#### Task instructions
Read the data and repeat it in full, exactly.

#### Supplied data

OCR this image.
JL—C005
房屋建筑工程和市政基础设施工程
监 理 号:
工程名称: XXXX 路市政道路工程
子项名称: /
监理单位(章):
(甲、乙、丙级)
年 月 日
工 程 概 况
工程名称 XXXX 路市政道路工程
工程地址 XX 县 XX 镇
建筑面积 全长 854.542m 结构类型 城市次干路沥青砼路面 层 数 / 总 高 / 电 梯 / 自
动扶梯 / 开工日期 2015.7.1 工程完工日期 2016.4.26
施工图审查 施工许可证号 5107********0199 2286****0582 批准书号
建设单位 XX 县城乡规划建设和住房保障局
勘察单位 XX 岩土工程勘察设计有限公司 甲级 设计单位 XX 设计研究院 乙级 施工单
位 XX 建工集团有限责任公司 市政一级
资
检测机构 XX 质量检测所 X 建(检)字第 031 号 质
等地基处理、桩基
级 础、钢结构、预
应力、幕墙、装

#### Complete response
OCR this image.
JL—C005
房屋建筑工程和市政基础设施工程
监 理 号:
工程名称: XXXX 路市政道路工程
子项名称: /
监理单位(章):
(甲、乙、丙级)
年 月 日
工 程 概 况
工程名称 XXXX 路市政道路工程
工程地址 XX 县 XX 镇
建筑面积 全长 854.542m 结构类型 城市次干路沥青砼路面 层 数 / 总 高 / 电 梯 / 自
动扶梯 / 开工日期 2015.7.1 工程完工日期 2016.4.26
施工图审查 施工许可证号 5107********0199 2286****0582 批准书号
建设单位 XX 县城乡规划建设和住房保障局
勘察单位 XX 岩土工程勘察设计有限公司 甲级 设计单位 XX 设计研究院 乙级 施工单
位 XX 建工集团有限责任公司 市政一级
资
检测机构 XX 质量检测所 X 建(检)字第 031 号 质
等地基处理、桩基
级 础、钢结构、预
应力、幕墙、装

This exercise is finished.